Records that describe figures:
*****
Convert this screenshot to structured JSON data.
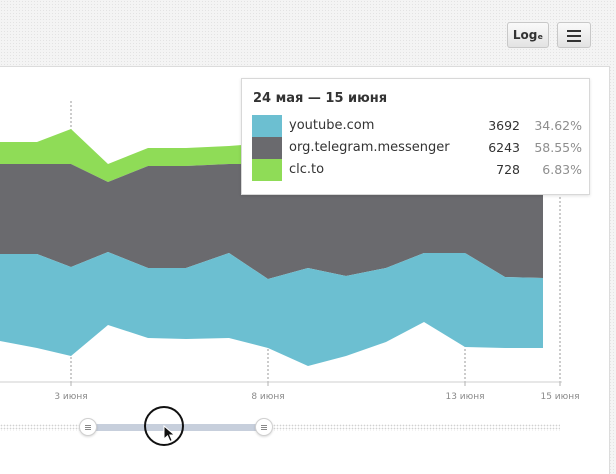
{
  "header": {
    "log_button_label": "Logₑ",
    "menu_icon": "hamburger-icon"
  },
  "tooltip": {
    "title": "24 мая — 15 июня",
    "rows": [
      {
        "name": "youtube.com",
        "value": "3692",
        "percent": "34.62%",
        "color": "#6cbfd1"
      },
      {
        "name": "org.telegram.messenger",
        "value": "6243",
        "percent": "58.55%",
        "color": "#6a6a6e"
      },
      {
        "name": "clc.to",
        "value": "728",
        "percent": "6.83%",
        "color": "#8fdc57"
      }
    ]
  },
  "chart_data": {
    "type": "area",
    "stacked": true,
    "x": [
      "",
      "",
      "",
      "3 июня",
      "",
      "",
      "",
      "",
      "8 июня",
      "",
      "",
      "",
      "",
      "13 июня",
      "",
      "15 июня"
    ],
    "tick_labels": [
      "3 июня",
      "8 июня",
      "13 июня",
      "15 июня"
    ],
    "series": [
      {
        "name": "youtube.com",
        "color": "#6cbfd1"
      },
      {
        "name": "org.telegram.messenger",
        "color": "#6a6a6e"
      },
      {
        "name": "clc.to",
        "color": "#8fdc57"
      }
    ],
    "grid": "vertical dashed lines at labelled dates"
  },
  "slider": {
    "range_start": 0.158,
    "range_end": 0.472
  }
}
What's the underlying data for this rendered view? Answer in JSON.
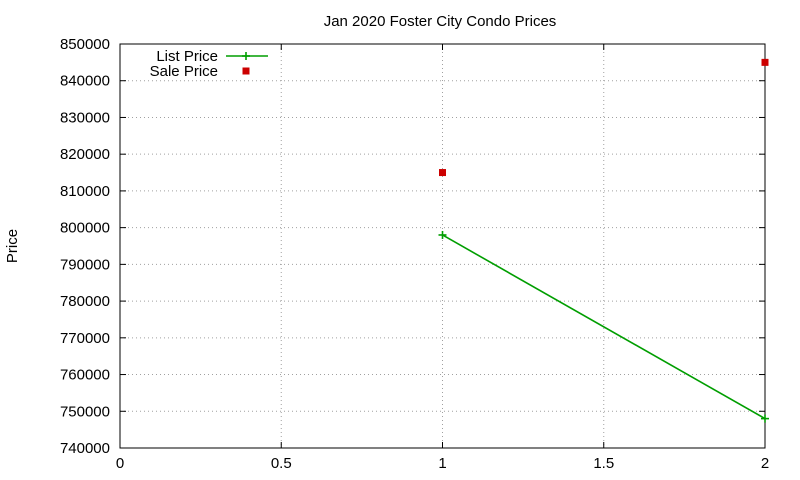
{
  "chart_data": {
    "type": "line",
    "title": "Jan 2020 Foster City Condo Prices",
    "xlabel": "",
    "ylabel": "Price",
    "xlim": [
      0,
      2
    ],
    "ylim": [
      740000,
      850000
    ],
    "x_ticks": [
      "0",
      "0.5",
      "1",
      "1.5",
      "2"
    ],
    "x_tick_values": [
      0,
      0.5,
      1,
      1.5,
      2
    ],
    "y_ticks": [
      "740000",
      "750000",
      "760000",
      "770000",
      "780000",
      "790000",
      "800000",
      "810000",
      "820000",
      "830000",
      "840000",
      "850000"
    ],
    "y_tick_values": [
      740000,
      750000,
      760000,
      770000,
      780000,
      790000,
      800000,
      810000,
      820000,
      830000,
      840000,
      850000
    ],
    "grid": true,
    "legend_position": "top-left",
    "series": [
      {
        "name": "List Price",
        "style": "line+cross",
        "color": "#009e00",
        "x": [
          1,
          2
        ],
        "y": [
          798000,
          748000
        ]
      },
      {
        "name": "Sale Price",
        "style": "square-points",
        "color": "#cc0000",
        "x": [
          1,
          2
        ],
        "y": [
          815000,
          845000
        ]
      }
    ]
  }
}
*****
Brief
Make an exact copy of the records above, with the pictures left out.

Exercise response
Convert this screenshot to structured JSON data.
{
  "header": {
    "log_button_label": "Logₑ",
    "menu_icon": "hamburger-icon"
  },
  "tooltip": {
    "title": "24 мая — 15 июня",
    "rows": [
      {
        "name": "youtube.com",
        "value": "3692",
        "percent": "34.62%",
        "color": "#6cbfd1"
      },
      {
        "name": "org.telegram.messenger",
        "value": "6243",
        "percent": "58.55%",
        "color": "#6a6a6e"
      },
      {
        "name": "clc.to",
        "value": "728",
        "percent": "6.83%",
        "color": "#8fdc57"
      }
    ]
  },
  "chart_data": {
    "type": "area",
    "stacked": true,
    "x": [
      "",
      "",
      "",
      "3 июня",
      "",
      "",
      "",
      "",
      "8 июня",
      "",
      "",
      "",
      "",
      "13 июня",
      "",
      "15 июня"
    ],
    "tick_labels": [
      "3 июня",
      "8 июня",
      "13 июня",
      "15 июня"
    ],
    "series": [
      {
        "name": "youtube.com",
        "color": "#6cbfd1"
      },
      {
        "name": "org.telegram.messenger",
        "color": "#6a6a6e"
      },
      {
        "name": "clc.to",
        "color": "#8fdc57"
      }
    ],
    "grid": "vertical dashed lines at labelled dates"
  },
  "slider": {
    "range_start": 0.158,
    "range_end": 0.472
  }
}
What's the underlying data for this rendered view? Answer in JSON.
{
  "chart_data": {
    "type": "line",
    "title": "Jan 2020 Foster City Condo Prices",
    "xlabel": "",
    "ylabel": "Price",
    "xlim": [
      0,
      2
    ],
    "ylim": [
      740000,
      850000
    ],
    "x_ticks": [
      "0",
      "0.5",
      "1",
      "1.5",
      "2"
    ],
    "x_tick_values": [
      0,
      0.5,
      1,
      1.5,
      2
    ],
    "y_ticks": [
      "740000",
      "750000",
      "760000",
      "770000",
      "780000",
      "790000",
      "800000",
      "810000",
      "820000",
      "830000",
      "840000",
      "850000"
    ],
    "y_tick_values": [
      740000,
      750000,
      760000,
      770000,
      780000,
      790000,
      800000,
      810000,
      820000,
      830000,
      840000,
      850000
    ],
    "grid": true,
    "legend_position": "top-left",
    "series": [
      {
        "name": "List Price",
        "style": "line+cross",
        "color": "#009e00",
        "x": [
          1,
          2
        ],
        "y": [
          798000,
          748000
        ]
      },
      {
        "name": "Sale Price",
        "style": "square-points",
        "color": "#cc0000",
        "x": [
          1,
          2
        ],
        "y": [
          815000,
          845000
        ]
      }
    ]
  }
}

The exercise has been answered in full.